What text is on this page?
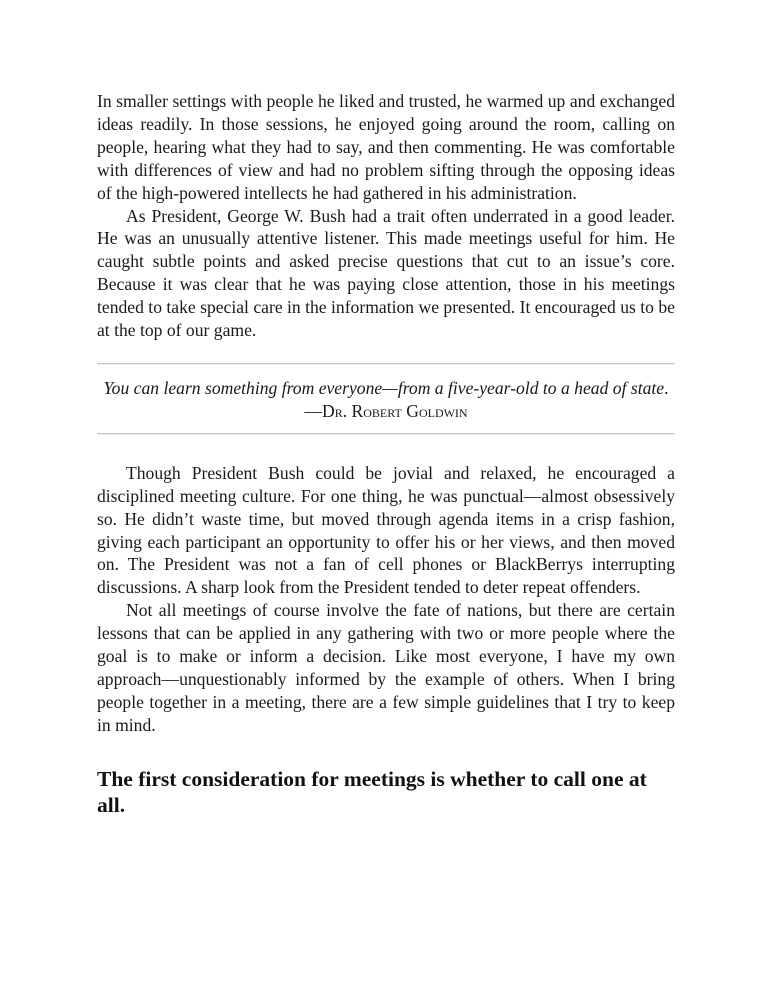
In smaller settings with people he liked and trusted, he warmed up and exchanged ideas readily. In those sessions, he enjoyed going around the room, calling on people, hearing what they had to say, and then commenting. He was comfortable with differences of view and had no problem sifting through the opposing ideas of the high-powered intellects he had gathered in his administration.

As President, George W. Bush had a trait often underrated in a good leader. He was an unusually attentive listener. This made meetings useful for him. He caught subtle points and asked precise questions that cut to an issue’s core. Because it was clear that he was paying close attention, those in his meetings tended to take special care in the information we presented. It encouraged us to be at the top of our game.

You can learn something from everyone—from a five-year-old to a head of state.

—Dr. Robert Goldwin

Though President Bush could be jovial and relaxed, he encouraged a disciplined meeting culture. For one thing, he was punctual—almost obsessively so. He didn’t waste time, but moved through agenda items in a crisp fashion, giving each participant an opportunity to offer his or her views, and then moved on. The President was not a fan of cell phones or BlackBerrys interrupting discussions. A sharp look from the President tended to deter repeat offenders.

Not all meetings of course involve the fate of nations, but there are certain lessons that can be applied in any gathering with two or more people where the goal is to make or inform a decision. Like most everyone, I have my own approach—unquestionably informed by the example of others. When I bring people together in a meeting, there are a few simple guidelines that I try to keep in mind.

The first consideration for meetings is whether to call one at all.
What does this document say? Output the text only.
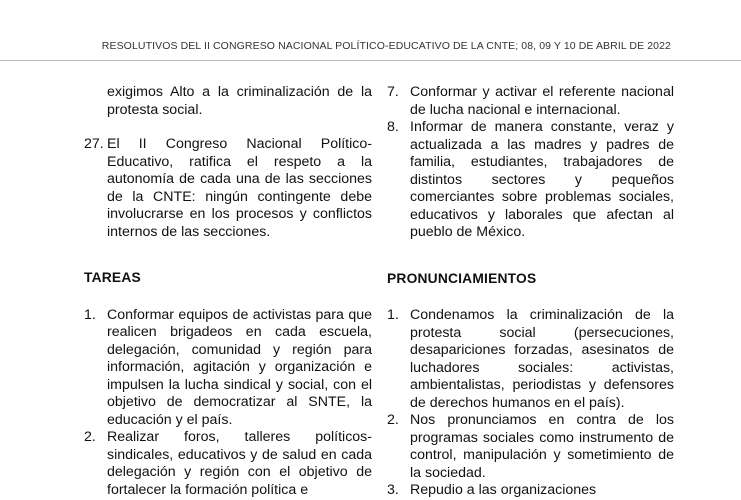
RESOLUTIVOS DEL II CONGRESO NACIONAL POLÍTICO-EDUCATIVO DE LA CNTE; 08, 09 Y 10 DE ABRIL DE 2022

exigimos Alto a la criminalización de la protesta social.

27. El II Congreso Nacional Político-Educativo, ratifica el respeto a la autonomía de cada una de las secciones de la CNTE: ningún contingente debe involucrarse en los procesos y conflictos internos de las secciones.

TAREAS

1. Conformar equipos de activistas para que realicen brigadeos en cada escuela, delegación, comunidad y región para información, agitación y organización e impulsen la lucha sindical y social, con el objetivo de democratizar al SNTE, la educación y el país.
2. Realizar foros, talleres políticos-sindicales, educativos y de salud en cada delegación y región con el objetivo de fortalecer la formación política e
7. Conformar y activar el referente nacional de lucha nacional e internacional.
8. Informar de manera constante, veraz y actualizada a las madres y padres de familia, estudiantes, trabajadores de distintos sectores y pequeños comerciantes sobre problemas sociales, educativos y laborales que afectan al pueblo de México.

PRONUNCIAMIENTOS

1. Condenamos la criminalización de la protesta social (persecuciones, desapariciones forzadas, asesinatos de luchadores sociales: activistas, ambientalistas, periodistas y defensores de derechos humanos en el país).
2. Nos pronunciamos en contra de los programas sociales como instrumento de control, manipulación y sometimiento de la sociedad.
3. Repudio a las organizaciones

Task goal
Repeat the preceding records precisely, and leave every picture out of the copy.

The solution
What text is on this page?
In smaller settings with people he liked and trusted, he warmed up and exchanged ideas readily. In those sessions, he enjoyed going around the room, calling on people, hearing what they had to say, and then commenting. He was comfortable with differences of view and had no problem sifting through the opposing ideas of the high-powered intellects he had gathered in his administration.

As President, George W. Bush had a trait often underrated in a good leader. He was an unusually attentive listener. This made meetings useful for him. He caught subtle points and asked precise questions that cut to an issue’s core. Because it was clear that he was paying close attention, those in his meetings tended to take special care in the information we presented. It encouraged us to be at the top of our game.

You can learn something from everyone—from a five-year-old to a head of state.

—Dr. Robert Goldwin

Though President Bush could be jovial and relaxed, he encouraged a disciplined meeting culture. For one thing, he was punctual—almost obsessively so. He didn’t waste time, but moved through agenda items in a crisp fashion, giving each participant an opportunity to offer his or her views, and then moved on. The President was not a fan of cell phones or BlackBerrys interrupting discussions. A sharp look from the President tended to deter repeat offenders.

Not all meetings of course involve the fate of nations, but there are certain lessons that can be applied in any gathering with two or more people where the goal is to make or inform a decision. Like most everyone, I have my own approach—unquestionably informed by the example of others. When I bring people together in a meeting, there are a few simple guidelines that I try to keep in mind.

The first consideration for meetings is whether to call one at all.
What does this document say? Output the text only.
RESOLUTIVOS DEL II CONGRESO NACIONAL POLÍTICO-EDUCATIVO DE LA CNTE; 08, 09 Y 10 DE ABRIL DE 2022

exigimos Alto a la criminalización de la protesta social.

27. El II Congreso Nacional Político-Educativo, ratifica el respeto a la autonomía de cada una de las secciones de la CNTE: ningún contingente debe involucrarse en los procesos y conflictos internos de las secciones.

TAREAS

1. Conformar equipos de activistas para que realicen brigadeos en cada escuela, delegación, comunidad y región para información, agitación y organización e impulsen la lucha sindical y social, con el objetivo de democratizar al SNTE, la educación y el país.
2. Realizar foros, talleres políticos-sindicales, educativos y de salud en cada delegación y región con el objetivo de fortalecer la formación política e
7. Conformar y activar el referente nacional de lucha nacional e internacional.
8. Informar de manera constante, veraz y actualizada a las madres y padres de familia, estudiantes, trabajadores de distintos sectores y pequeños comerciantes sobre problemas sociales, educativos y laborales que afectan al pueblo de México.

PRONUNCIAMIENTOS

1. Condenamos la criminalización de la protesta social (persecuciones, desapariciones forzadas, asesinatos de luchadores sociales: activistas, ambientalistas, periodistas y defensores de derechos humanos en el país).
2. Nos pronunciamos en contra de los programas sociales como instrumento de control, manipulación y sometimiento de la sociedad.
3. Repudio a las organizaciones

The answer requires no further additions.